## Work required:
Repeat the records below exactly, leaving out every picture.

## Stored data:
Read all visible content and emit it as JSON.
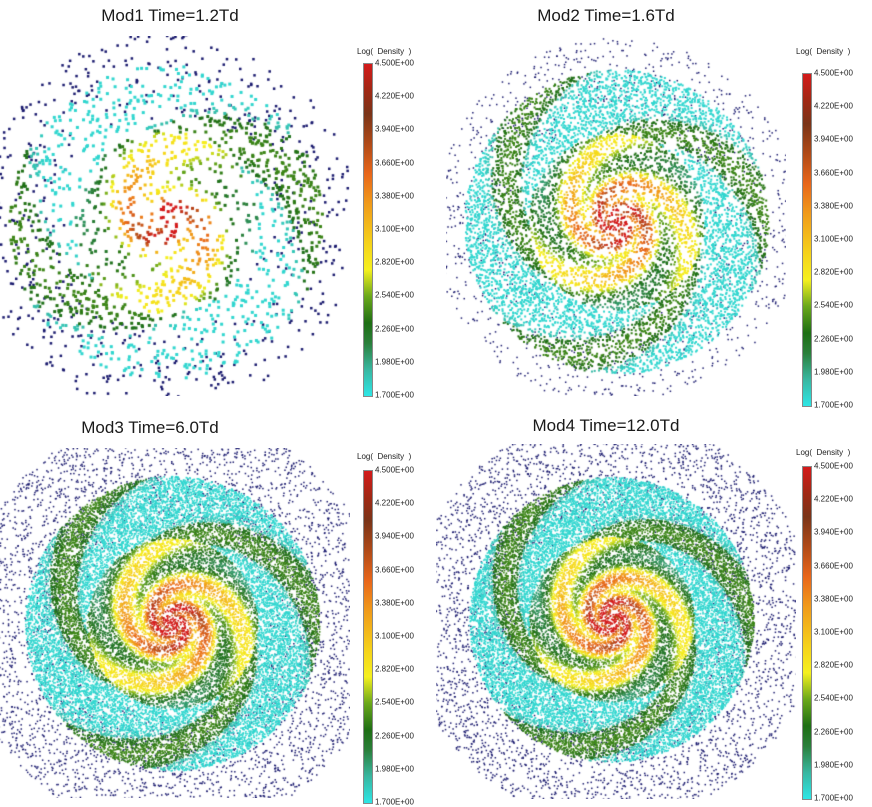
{
  "figure": {
    "panels": [
      {
        "id": "mod1",
        "title": "Mod1 Time=1.2Td",
        "colorbar_label": "Log(  Density  )",
        "ticks": [
          "4.500E+00",
          "4.220E+00",
          "3.940E+00",
          "3.660E+00",
          "3.380E+00",
          "3.100E+00",
          "2.820E+00",
          "2.540E+00",
          "2.260E+00",
          "1.980E+00",
          "1.700E+00"
        ],
        "style": "sparse"
      },
      {
        "id": "mod2",
        "title": "Mod2 Time=1.6Td",
        "colorbar_label": "Log(  Density  )",
        "ticks": [
          "4.500E+00",
          "4.220E+00",
          "3.940E+00",
          "3.660E+00",
          "3.380E+00",
          "3.100E+00",
          "2.820E+00",
          "2.540E+00",
          "2.260E+00",
          "1.980E+00",
          "1.700E+00"
        ],
        "style": "medium"
      },
      {
        "id": "mod3",
        "title": "Mod3 Time=6.0Td",
        "colorbar_label": "Log(  Density  )",
        "ticks": [
          "4.500E+00",
          "4.220E+00",
          "3.940E+00",
          "3.660E+00",
          "3.380E+00",
          "3.100E+00",
          "2.820E+00",
          "2.540E+00",
          "2.260E+00",
          "1.980E+00",
          "1.700E+00"
        ],
        "style": "dense"
      },
      {
        "id": "mod4",
        "title": "Mod4 Time=12.0Td",
        "colorbar_label": "Log(  Density  )",
        "ticks": [
          "4.500E+00",
          "4.220E+00",
          "3.940E+00",
          "3.660E+00",
          "3.380E+00",
          "3.100E+00",
          "2.820E+00",
          "2.540E+00",
          "2.260E+00",
          "1.980E+00",
          "1.700E+00"
        ],
        "style": "dense"
      }
    ],
    "colors": {
      "halo": "#1a1a6e",
      "cyan": "#3fd0d0",
      "green": "#1f6a1e",
      "yellow": "#f0e020",
      "orange": "#f08a1a",
      "red": "#d42a1a"
    }
  }
}
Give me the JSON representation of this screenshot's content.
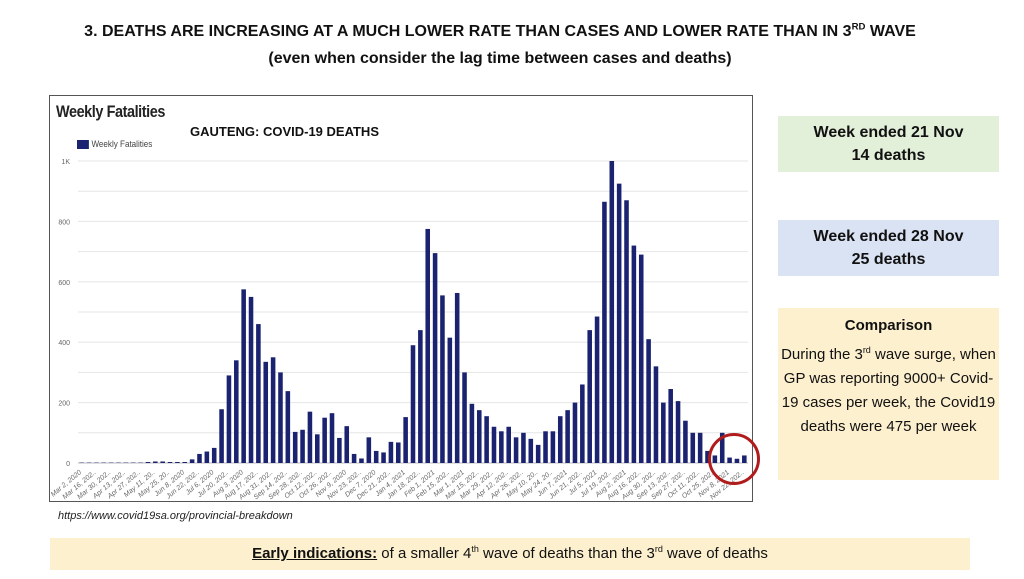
{
  "slide": {
    "title_main": "3. DEATHS ARE INCREASING AT A MUCH LOWER RATE THAN CASES AND LOWER RATE THAN IN 3",
    "title_sup": "RD",
    "title_tail": " WAVE",
    "subtitle": "(even when consider the lag time between cases and deaths)",
    "source": "https://www.covid19sa.org/provincial-breakdown"
  },
  "boxes": {
    "week1": {
      "line1": "Week ended 21 Nov",
      "line2": "14 deaths"
    },
    "week2": {
      "line1": "Week ended 28 Nov",
      "line2": "25 deaths"
    },
    "comparison": {
      "title": "Comparison",
      "body_pre": "During the 3",
      "body_sup": "rd",
      "body_post": " wave surge, when GP was reporting 9000+ Covid-19 cases per week, the Covid19 deaths were 475 per week"
    }
  },
  "banner": {
    "lead": "Early indications:",
    "pre": " of a smaller 4",
    "sup1": "th",
    "mid": " wave of deaths than the 3",
    "sup2": "rd",
    "post": " wave of deaths"
  },
  "colors": {
    "bar": "#1b2370",
    "highlight": "#b01b1b"
  },
  "chart_data": {
    "type": "bar",
    "title": "Weekly Fatalities",
    "subtitle": "GAUTENG: COVID-19 DEATHS",
    "legend": [
      "Weekly Fatalities"
    ],
    "legend_position": "top-left",
    "xlabel": "",
    "ylabel": "",
    "ylim": [
      0,
      1000
    ],
    "yticks": [
      0,
      200,
      400,
      600,
      800,
      1000
    ],
    "ytick_labels": [
      "0",
      "200",
      "400",
      "600",
      "800",
      "1K"
    ],
    "grid": true,
    "tick_labels": [
      "Mar 2, 2020",
      "Mar 16, 202..",
      "Mar 30, 202..",
      "Apr 13, 202..",
      "Apr 27, 202..",
      "May 11, 20..",
      "May 25, 20..",
      "Jun 8, 2020",
      "Jun 22, 202..",
      "Jul 6, 2020",
      "Jul 20, 202..",
      "Aug 3, 2020",
      "Aug 17, 202..",
      "Aug 31, 202..",
      "Sep 14, 202..",
      "Sep 28, 202..",
      "Oct 12, 202..",
      "Oct 26, 202..",
      "Nov 9, 2020",
      "Nov 23, 202..",
      "Dec 7, 2020",
      "Dec 21, 202..",
      "Jan 4, 2021",
      "Jan 18, 202..",
      "Feb 1, 2021",
      "Feb 15, 202..",
      "Mar 1, 2021",
      "Mar 15, 202..",
      "Mar 29, 202..",
      "Apr 12, 202..",
      "Apr 26, 202..",
      "May 10, 20..",
      "May 24, 20..",
      "Jun 7, 2021",
      "Jun 21, 202..",
      "Jul 5, 2021",
      "Jul 19, 202..",
      "Aug 2, 2021",
      "Aug 16, 202..",
      "Aug 30, 202..",
      "Sep 13, 202..",
      "Sep 27, 202..",
      "Oct 11, 202..",
      "Oct 25, 202..",
      "Nov 8, 2021",
      "Nov 22, 202.."
    ],
    "values": [
      0,
      0,
      0,
      0,
      0,
      0,
      0,
      0,
      0,
      2,
      5,
      5,
      2,
      2,
      2,
      12,
      30,
      38,
      50,
      178,
      290,
      340,
      575,
      550,
      460,
      335,
      350,
      300,
      238,
      103,
      110,
      170,
      95,
      150,
      165,
      83,
      122,
      30,
      15,
      85,
      40,
      35,
      70,
      68,
      152,
      390,
      440,
      775,
      695,
      555,
      415,
      563,
      300,
      196,
      175,
      155,
      120,
      105,
      120,
      85,
      100,
      80,
      60,
      105,
      105,
      155,
      175,
      200,
      260,
      440,
      485,
      865,
      1000,
      925,
      870,
      720,
      690,
      410,
      320,
      200,
      245,
      205,
      140,
      100,
      100,
      40,
      25,
      100,
      18,
      14,
      25
    ],
    "highlighted_range": "last 4 weeks (circled)"
  }
}
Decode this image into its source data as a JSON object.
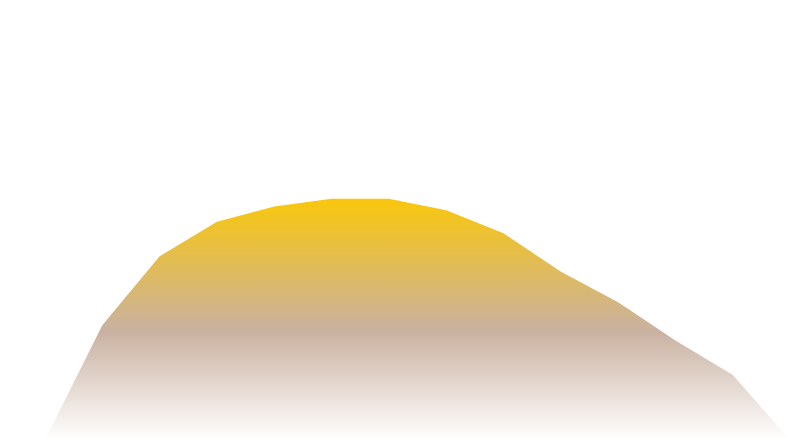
{
  "chart_data": {
    "type": "area",
    "title": "",
    "xlabel": "",
    "ylabel": "",
    "grid": false,
    "legend": "none",
    "x": [
      0,
      1,
      2,
      3,
      4,
      5,
      6,
      7,
      8,
      9,
      10,
      11,
      12,
      13
    ],
    "values": [
      0,
      30,
      48,
      57,
      61,
      63,
      63,
      60,
      54,
      44,
      36,
      26,
      17,
      0
    ],
    "ylim": [
      0,
      64
    ],
    "colors": {
      "top": "#f9c70c",
      "middle": "#c9b1a1",
      "bottom": "#ffffff",
      "background": "#ffffff"
    }
  }
}
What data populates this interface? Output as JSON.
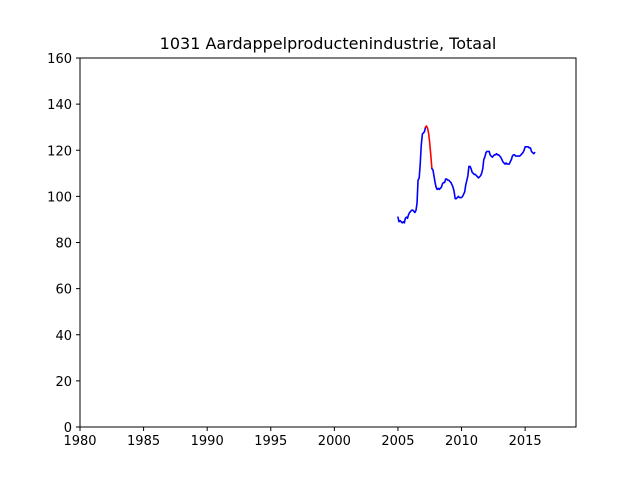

## Task answer:
Read all visible content and emit it as JSON.
{
  "figure": {
    "panels": [
      {
        "id": "mod1",
        "title": "Mod1 Time=1.2Td",
        "colorbar_label": "Log(  Density  )",
        "ticks": [
          "4.500E+00",
          "4.220E+00",
          "3.940E+00",
          "3.660E+00",
          "3.380E+00",
          "3.100E+00",
          "2.820E+00",
          "2.540E+00",
          "2.260E+00",
          "1.980E+00",
          "1.700E+00"
        ],
        "style": "sparse"
      },
      {
        "id": "mod2",
        "title": "Mod2 Time=1.6Td",
        "colorbar_label": "Log(  Density  )",
        "ticks": [
          "4.500E+00",
          "4.220E+00",
          "3.940E+00",
          "3.660E+00",
          "3.380E+00",
          "3.100E+00",
          "2.820E+00",
          "2.540E+00",
          "2.260E+00",
          "1.980E+00",
          "1.700E+00"
        ],
        "style": "medium"
      },
      {
        "id": "mod3",
        "title": "Mod3 Time=6.0Td",
        "colorbar_label": "Log(  Density  )",
        "ticks": [
          "4.500E+00",
          "4.220E+00",
          "3.940E+00",
          "3.660E+00",
          "3.380E+00",
          "3.100E+00",
          "2.820E+00",
          "2.540E+00",
          "2.260E+00",
          "1.980E+00",
          "1.700E+00"
        ],
        "style": "dense"
      },
      {
        "id": "mod4",
        "title": "Mod4 Time=12.0Td",
        "colorbar_label": "Log(  Density  )",
        "ticks": [
          "4.500E+00",
          "4.220E+00",
          "3.940E+00",
          "3.660E+00",
          "3.380E+00",
          "3.100E+00",
          "2.820E+00",
          "2.540E+00",
          "2.260E+00",
          "1.980E+00",
          "1.700E+00"
        ],
        "style": "dense"
      }
    ],
    "colors": {
      "halo": "#1a1a6e",
      "cyan": "#3fd0d0",
      "green": "#1f6a1e",
      "yellow": "#f0e020",
      "orange": "#f08a1a",
      "red": "#d42a1a"
    }
  }
}
Give me the JSON representation of this screenshot's content.
{
  "slide": {
    "title_main": "3. DEATHS ARE INCREASING AT A MUCH LOWER RATE THAN CASES AND LOWER RATE THAN IN 3",
    "title_sup": "RD",
    "title_tail": " WAVE",
    "subtitle": "(even when consider the lag time between cases and deaths)",
    "source": "https://www.covid19sa.org/provincial-breakdown"
  },
  "boxes": {
    "week1": {
      "line1": "Week ended 21 Nov",
      "line2": "14 deaths"
    },
    "week2": {
      "line1": "Week ended 28 Nov",
      "line2": "25 deaths"
    },
    "comparison": {
      "title": "Comparison",
      "body_pre": "During the 3",
      "body_sup": "rd",
      "body_post": " wave surge, when GP was reporting 9000+ Covid-19 cases per week, the Covid19 deaths were 475 per week"
    }
  },
  "banner": {
    "lead": "Early indications:",
    "pre": " of a smaller 4",
    "sup1": "th",
    "mid": " wave of deaths than the 3",
    "sup2": "rd",
    "post": " wave of deaths"
  },
  "colors": {
    "bar": "#1b2370",
    "highlight": "#b01b1b"
  },
  "chart_data": {
    "type": "bar",
    "title": "Weekly Fatalities",
    "subtitle": "GAUTENG: COVID-19 DEATHS",
    "legend": [
      "Weekly Fatalities"
    ],
    "legend_position": "top-left",
    "xlabel": "",
    "ylabel": "",
    "ylim": [
      0,
      1000
    ],
    "yticks": [
      0,
      200,
      400,
      600,
      800,
      1000
    ],
    "ytick_labels": [
      "0",
      "200",
      "400",
      "600",
      "800",
      "1K"
    ],
    "grid": true,
    "tick_labels": [
      "Mar 2, 2020",
      "Mar 16, 202..",
      "Mar 30, 202..",
      "Apr 13, 202..",
      "Apr 27, 202..",
      "May 11, 20..",
      "May 25, 20..",
      "Jun 8, 2020",
      "Jun 22, 202..",
      "Jul 6, 2020",
      "Jul 20, 202..",
      "Aug 3, 2020",
      "Aug 17, 202..",
      "Aug 31, 202..",
      "Sep 14, 202..",
      "Sep 28, 202..",
      "Oct 12, 202..",
      "Oct 26, 202..",
      "Nov 9, 2020",
      "Nov 23, 202..",
      "Dec 7, 2020",
      "Dec 21, 202..",
      "Jan 4, 2021",
      "Jan 18, 202..",
      "Feb 1, 2021",
      "Feb 15, 202..",
      "Mar 1, 2021",
      "Mar 15, 202..",
      "Mar 29, 202..",
      "Apr 12, 202..",
      "Apr 26, 202..",
      "May 10, 20..",
      "May 24, 20..",
      "Jun 7, 2021",
      "Jun 21, 202..",
      "Jul 5, 2021",
      "Jul 19, 202..",
      "Aug 2, 2021",
      "Aug 16, 202..",
      "Aug 30, 202..",
      "Sep 13, 202..",
      "Sep 27, 202..",
      "Oct 11, 202..",
      "Oct 25, 202..",
      "Nov 8, 2021",
      "Nov 22, 202.."
    ],
    "values": [
      0,
      0,
      0,
      0,
      0,
      0,
      0,
      0,
      0,
      2,
      5,
      5,
      2,
      2,
      2,
      12,
      30,
      38,
      50,
      178,
      290,
      340,
      575,
      550,
      460,
      335,
      350,
      300,
      238,
      103,
      110,
      170,
      95,
      150,
      165,
      83,
      122,
      30,
      15,
      85,
      40,
      35,
      70,
      68,
      152,
      390,
      440,
      775,
      695,
      555,
      415,
      563,
      300,
      196,
      175,
      155,
      120,
      105,
      120,
      85,
      100,
      80,
      60,
      105,
      105,
      155,
      175,
      200,
      260,
      440,
      485,
      865,
      1000,
      925,
      870,
      720,
      690,
      410,
      320,
      200,
      245,
      205,
      140,
      100,
      100,
      40,
      25,
      100,
      18,
      14,
      25
    ],
    "highlighted_range": "last 4 weeks (circled)"
  }
}
Decode this image into its source data as a JSON object.
{
  "chart_data": {
    "type": "area",
    "title": "",
    "xlabel": "",
    "ylabel": "",
    "grid": false,
    "legend": "none",
    "x": [
      0,
      1,
      2,
      3,
      4,
      5,
      6,
      7,
      8,
      9,
      10,
      11,
      12,
      13
    ],
    "values": [
      0,
      30,
      48,
      57,
      61,
      63,
      63,
      60,
      54,
      44,
      36,
      26,
      17,
      0
    ],
    "ylim": [
      0,
      64
    ],
    "colors": {
      "top": "#f9c70c",
      "middle": "#c9b1a1",
      "bottom": "#ffffff",
      "background": "#ffffff"
    }
  }
}
What data populates this interface? Output as JSON.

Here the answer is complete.